O comentário acima, de um leitor do Jornal GGN, permite entrever as reservas com que, em geral, as teses defendidas por Gustavo Gollo são recebidas, mas não se pode desconhecer o mérito do articulista em agir continuamente em busca de novas proposições, sejam elas especulativas ou não. 
(A propósito, o russo Mendeleiev, citado pelo leitor, foi o criador da primeira versão da Tabela Periódica dos elementos químicos, prevendo as propriedades daqueles que ainda não haviam sido descobertos - aqui).
Nota: Um outro leitor ofereceu uma 'movediça' (mas aparentemente pertinente) definição de Ciência: 
"O conjunto de nossas melhores teorias sobre a realidade, todas elas provisórias. Sempre que uma teoria melhor é encontrada, a antiga é descartada.
O que distingue uma teoria boa de uma ruim é a maior capacidade preditiva da primeira.
Isso vale para todas as áreas do conhecimento."



Cinco concepções de "ciência"

Por Gustavo Gollo

A palavra “ciência” tem sido utilizada na vida comum, e por cientistas, de maneiras bastante equívocas, designando atividades muito diversas que, melhor seria, fossem referidas com nomes analogamente diferenciados. A designação comum sugere a existência de um modo de conhecimento, a ciência, dividida nas diversas áreas, o que considero um equívoco. Penso que as diversas atividades abarcadas pelo mesmo nome “ciência” constituem, de fato, práticas de tipos muito diferenciados, como mostrarei.

● ● ● ● ● ● ●

_O QUE SE PEDE_.
- 1) De acordo com o texto sobre as concepções de ciência, quem criou a primeira versão da Tabela Periódica dos elementos químicos?
- 2) Transcreva do texto sobre as concepções de ciência o trecho que vai de "Isso vale para" até "diferenciados, como mostrarei.".

_DADOS FORNECIDOS_.
● ● ● ● ● ● ●

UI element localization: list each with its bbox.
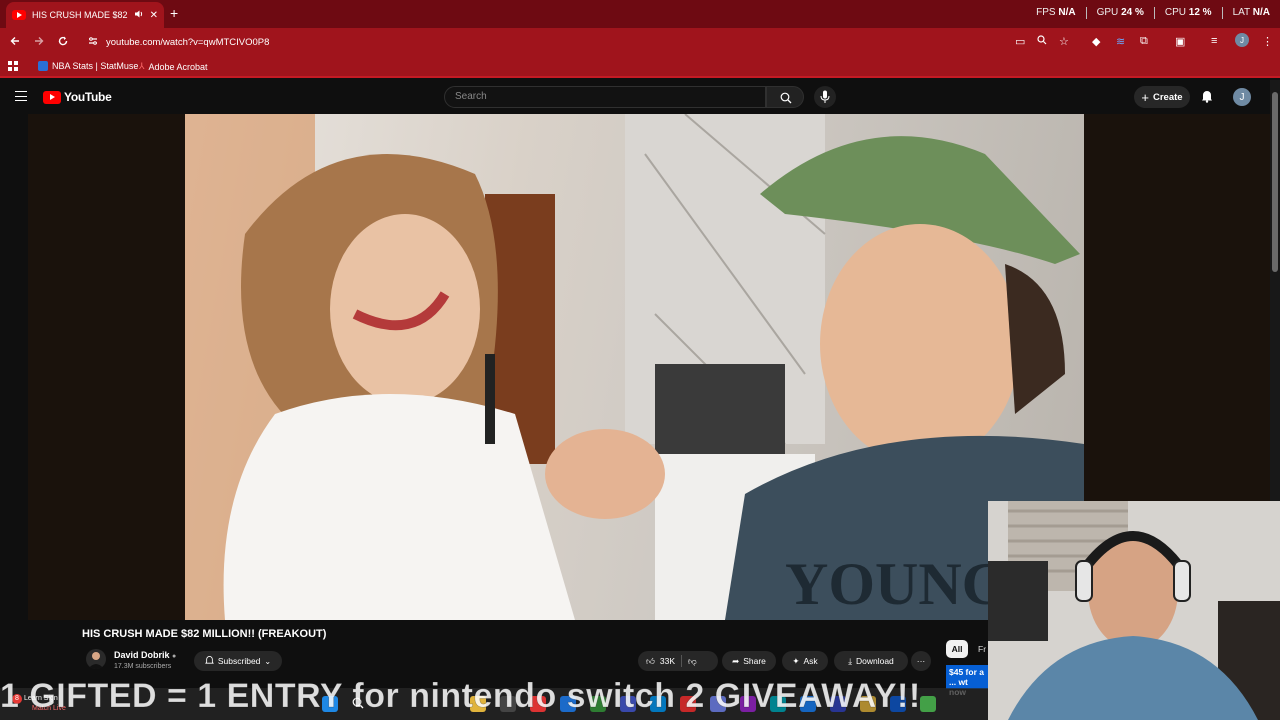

● ● ● ● ● ● ●

_RESULTADOS FINAIS_.
- 1) O russo Mendeleiev.

- 2)
Isso vale para todas as áreas do conhecimento."



Cinco concepções de "ciência"

Por Gustavo Gollo

A palavra “ciência” tem sido utilizada na vida comum, e por cientistas, de maneiras bastante equívocas, designando atividades muito diversas que, melhor seria, fossem referidas com nomes analogamente diferenciados. A designação comum sugere a existência de um modo de conhecimento, a ciência, dividida nas diversas áreas, o que considero um equívoco. Penso que as diversas atividades abarcadas pelo mesmo nome “ciência” constituem, de fato, práticas de tipos muito diferenciados, como mostrarei.